→ **Required work**:
List each line holding the string "MERLIN".
::: Dataset rows
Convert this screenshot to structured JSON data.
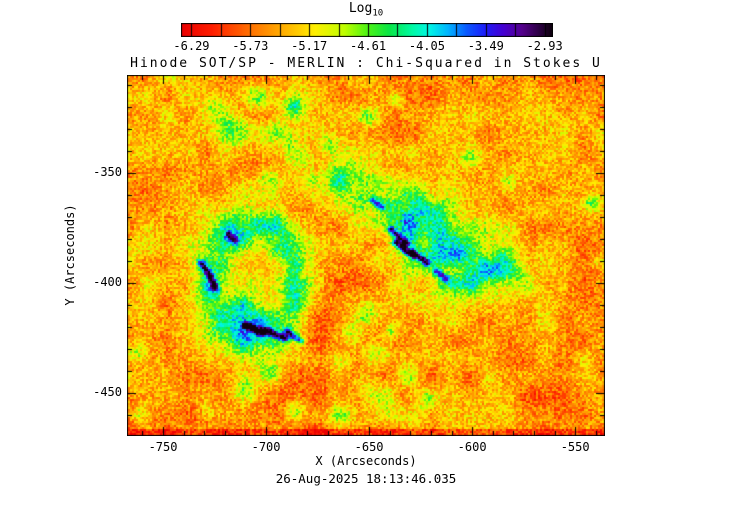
{
  "colorbar": {
    "title": "Log",
    "title_subscript": "10",
    "tick_labels": [
      "-6.29",
      "-5.73",
      "-5.17",
      "-4.61",
      "-4.05",
      "-3.49",
      "-2.93"
    ]
  },
  "title": "Hinode SOT/SP - MERLIN : Chi-Squared in Stokes U",
  "axes": {
    "x_label": "X (Arcseconds)",
    "y_label": "Y (Arcseconds)",
    "x_tick_labels": [
      "-750",
      "-700",
      "-650",
      "-600",
      "-550"
    ],
    "y_tick_labels": [
      "-350",
      "-400",
      "-450"
    ]
  },
  "footer": {
    "timestamp": "26-Aug-2025 18:13:46.035"
  },
  "chart_data": {
    "type": "heatmap",
    "title": "Hinode SOT/SP - MERLIN : Chi-Squared in Stokes U",
    "xlabel": "X (Arcseconds)",
    "ylabel": "Y (Arcseconds)",
    "x_range": [
      -767,
      -536
    ],
    "y_range": [
      -469,
      -306
    ],
    "x_major_ticks": [
      -750,
      -700,
      -650,
      -600,
      -550
    ],
    "y_major_ticks": [
      -350,
      -400,
      -450
    ],
    "minor_tick_step": 10,
    "colorbar": {
      "label": "Log10",
      "quantity": "Chi-Squared in Stokes U",
      "range": [
        -6.38,
        -2.86
      ],
      "tick_values": [
        -6.29,
        -6.01,
        -5.73,
        -5.45,
        -5.17,
        -4.89,
        -4.61,
        -4.33,
        -4.05,
        -3.77,
        -3.49,
        -3.21,
        -2.93
      ],
      "labeled_tick_values": [
        -6.29,
        -5.73,
        -5.17,
        -4.61,
        -4.05,
        -3.49,
        -2.93
      ]
    },
    "colormap_stops": [
      [
        0.0,
        235,
        0,
        0
      ],
      [
        0.08,
        255,
        30,
        0
      ],
      [
        0.18,
        255,
        110,
        0
      ],
      [
        0.28,
        255,
        180,
        0
      ],
      [
        0.36,
        255,
        240,
        0
      ],
      [
        0.44,
        190,
        255,
        0
      ],
      [
        0.5,
        80,
        245,
        20
      ],
      [
        0.56,
        10,
        230,
        70
      ],
      [
        0.62,
        0,
        250,
        160
      ],
      [
        0.67,
        0,
        245,
        230
      ],
      [
        0.72,
        0,
        180,
        255
      ],
      [
        0.77,
        10,
        90,
        255
      ],
      [
        0.82,
        30,
        30,
        250
      ],
      [
        0.87,
        70,
        0,
        210
      ],
      [
        0.92,
        85,
        0,
        140
      ],
      [
        1.0,
        15,
        0,
        15
      ]
    ],
    "background_level_log10": -5.52,
    "noise": {
      "fine_amp": 0.36,
      "med_amp": 0.25,
      "coarse_amp": 0.18,
      "column_amp": 0.06
    },
    "grid": {
      "cols": 238,
      "rows": 180
    },
    "seed": 7,
    "features": {
      "left_sunspot_ring": {
        "cx": 0.265,
        "cy": 0.565,
        "rx": 0.125,
        "ry": 0.21,
        "ring_pos": 0.72,
        "ring_width": 0.3,
        "amp": 1.15,
        "center_amp": 0.45,
        "center_sigma": 0.35
      },
      "right_sunspot_ellipses": [
        [
          0.545,
          0.355,
          0.105,
          0.04,
          29,
          1.05
        ],
        [
          0.665,
          0.49,
          0.085,
          0.06,
          20,
          1.2
        ],
        [
          0.77,
          0.545,
          0.055,
          0.035,
          12,
          0.95
        ],
        [
          0.26,
          0.7,
          0.065,
          0.035,
          15,
          0.7
        ]
      ],
      "green_blobs": [
        [
          0.175,
          0.095,
          0.02,
          0.85
        ],
        [
          0.225,
          0.145,
          0.025,
          0.9
        ],
        [
          0.27,
          0.06,
          0.018,
          0.8
        ],
        [
          0.315,
          0.165,
          0.022,
          0.85
        ],
        [
          0.35,
          0.08,
          0.016,
          0.8
        ],
        [
          0.345,
          0.225,
          0.02,
          0.9
        ],
        [
          0.385,
          0.3,
          0.022,
          0.85
        ],
        [
          0.42,
          0.19,
          0.015,
          0.75
        ],
        [
          0.3,
          0.285,
          0.018,
          0.8
        ],
        [
          0.44,
          0.285,
          0.016,
          0.8
        ],
        [
          0.5,
          0.865,
          0.022,
          0.9
        ],
        [
          0.545,
          0.9,
          0.018,
          0.85
        ],
        [
          0.585,
          0.835,
          0.015,
          0.8
        ],
        [
          0.625,
          0.905,
          0.014,
          0.75
        ],
        [
          0.445,
          0.945,
          0.016,
          0.8
        ],
        [
          0.245,
          0.875,
          0.018,
          0.8
        ],
        [
          0.3,
          0.83,
          0.016,
          0.75
        ],
        [
          0.35,
          0.935,
          0.015,
          0.8
        ],
        [
          0.165,
          0.94,
          0.012,
          0.7
        ],
        [
          0.012,
          0.775,
          0.015,
          0.85
        ],
        [
          0.02,
          0.945,
          0.013,
          0.8
        ],
        [
          0.975,
          0.35,
          0.012,
          0.8
        ],
        [
          0.995,
          0.52,
          0.012,
          0.75
        ],
        [
          0.5,
          0.665,
          0.018,
          0.8
        ],
        [
          0.47,
          0.72,
          0.016,
          0.75
        ],
        [
          0.52,
          0.775,
          0.018,
          0.8
        ],
        [
          0.445,
          0.8,
          0.014,
          0.7
        ],
        [
          0.555,
          0.72,
          0.013,
          0.7
        ],
        [
          0.72,
          0.23,
          0.014,
          0.7
        ],
        [
          0.8,
          0.3,
          0.012,
          0.65
        ],
        [
          0.5,
          0.115,
          0.013,
          0.7
        ],
        [
          0.565,
          0.065,
          0.011,
          0.65
        ]
      ],
      "blue_streaks": [
        [
          0.552,
          0.425,
          0.585,
          0.465,
          1.7
        ],
        [
          0.562,
          0.462,
          0.6,
          0.502,
          1.9
        ],
        [
          0.598,
          0.49,
          0.628,
          0.522,
          1.6
        ],
        [
          0.515,
          0.345,
          0.532,
          0.362,
          1.4
        ],
        [
          0.648,
          0.545,
          0.668,
          0.565,
          1.5
        ],
        [
          0.152,
          0.522,
          0.168,
          0.552,
          1.6
        ],
        [
          0.173,
          0.565,
          0.183,
          0.592,
          1.5
        ],
        [
          0.245,
          0.695,
          0.283,
          0.718,
          1.7
        ],
        [
          0.29,
          0.712,
          0.328,
          0.733,
          1.8
        ],
        [
          0.335,
          0.716,
          0.363,
          0.74,
          1.6
        ],
        [
          0.21,
          0.44,
          0.224,
          0.458,
          1.3
        ]
      ],
      "streak_width": 0.0075,
      "bottom_edge_strip": {
        "start_fraction": 0.988,
        "delta": -0.5
      }
    }
  }
}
::::::
→ **Correct output**:
  "title": "Hinode SOT/SP - MERLIN : Chi-Squared in Stokes U",
    "title": "Hinode SOT/SP - MERLIN : Chi-Squared in Stokes U",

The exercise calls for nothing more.